Extracted data:
____

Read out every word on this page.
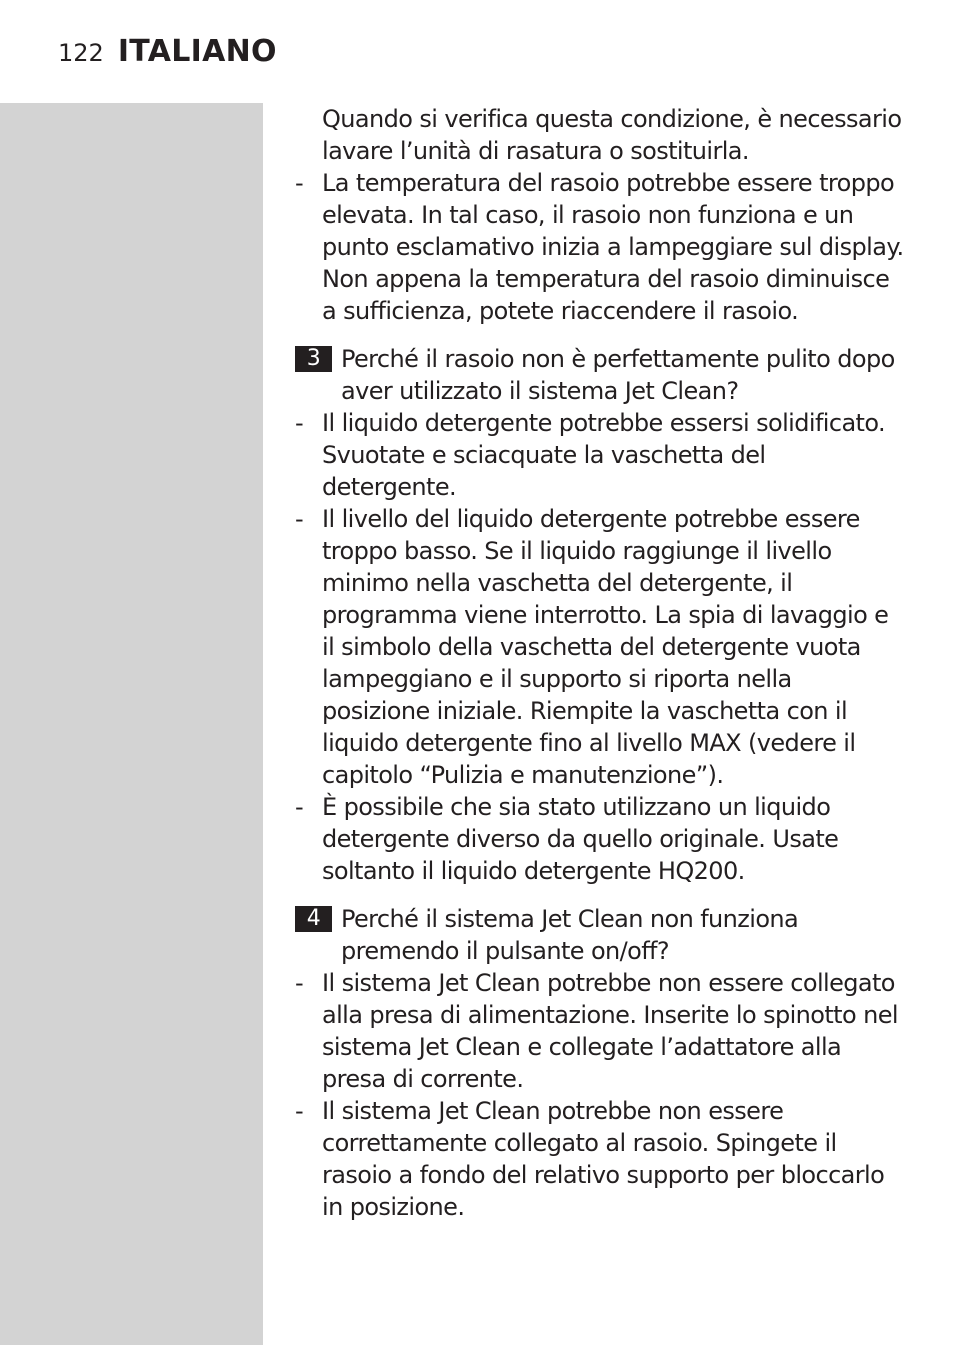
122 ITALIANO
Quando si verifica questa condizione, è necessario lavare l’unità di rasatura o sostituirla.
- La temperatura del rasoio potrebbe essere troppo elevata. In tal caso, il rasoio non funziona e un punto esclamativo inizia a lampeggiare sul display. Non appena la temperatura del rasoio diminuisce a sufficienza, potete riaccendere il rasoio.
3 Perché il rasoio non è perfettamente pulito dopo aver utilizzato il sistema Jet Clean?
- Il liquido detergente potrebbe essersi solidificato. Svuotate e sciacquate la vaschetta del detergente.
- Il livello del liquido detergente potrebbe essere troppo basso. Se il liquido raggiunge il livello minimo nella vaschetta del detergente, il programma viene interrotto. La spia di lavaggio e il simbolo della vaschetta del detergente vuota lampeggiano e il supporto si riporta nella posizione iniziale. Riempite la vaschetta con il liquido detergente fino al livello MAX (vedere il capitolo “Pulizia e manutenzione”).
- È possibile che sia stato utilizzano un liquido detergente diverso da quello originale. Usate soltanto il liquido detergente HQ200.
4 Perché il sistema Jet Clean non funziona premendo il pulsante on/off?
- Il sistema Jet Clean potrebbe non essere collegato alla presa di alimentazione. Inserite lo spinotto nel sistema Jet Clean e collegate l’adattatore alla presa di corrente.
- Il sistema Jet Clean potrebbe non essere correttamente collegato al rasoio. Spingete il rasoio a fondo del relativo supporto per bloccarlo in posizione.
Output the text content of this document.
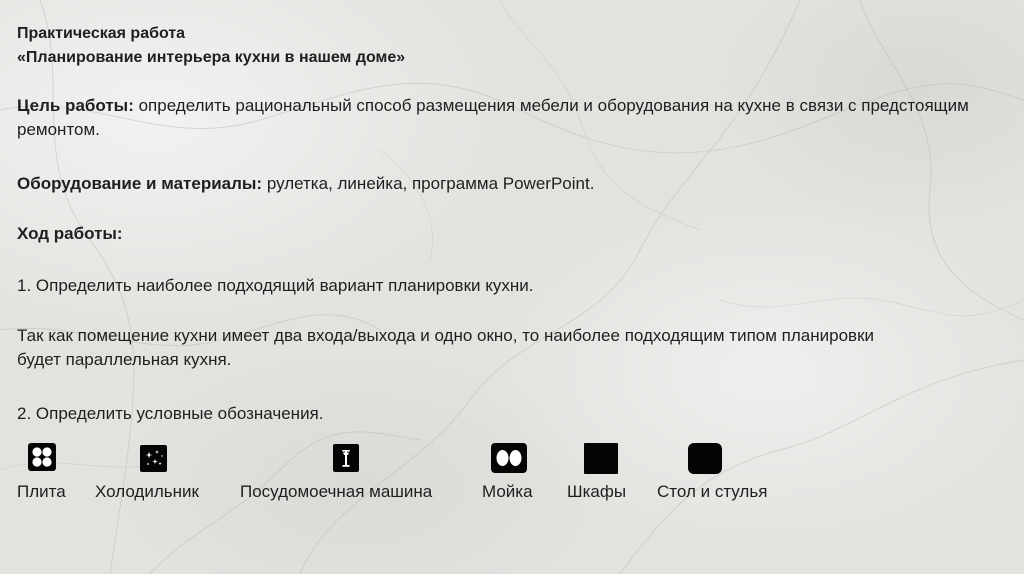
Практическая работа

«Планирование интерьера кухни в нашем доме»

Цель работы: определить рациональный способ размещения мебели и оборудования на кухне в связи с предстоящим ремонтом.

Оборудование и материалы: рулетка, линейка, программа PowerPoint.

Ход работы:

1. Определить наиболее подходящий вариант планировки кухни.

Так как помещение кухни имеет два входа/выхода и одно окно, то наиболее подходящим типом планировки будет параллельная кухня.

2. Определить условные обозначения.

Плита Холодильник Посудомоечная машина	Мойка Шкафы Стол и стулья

____

Look through the records and gather every line containing "supporto".

- Il livello del liquido detergente potrebbe essere troppo basso. Se il liquido raggiunge il livello minimo nella vaschetta del detergente, il programma viene interrotto. La spia di lavaggio e il simbolo della vaschetta del detergente vuota lampeggiano e il supporto si riporta nella posizione iniziale. Riempite la vaschetta con il liquido detergente fino al livello MAX (vedere il capitolo “Pulizia e manutenzione”).
- Il sistema Jet Clean potrebbe non essere correttamente collegato al rasoio. Spingete il rasoio a fondo del relativo supporto per bloccarlo in posizione.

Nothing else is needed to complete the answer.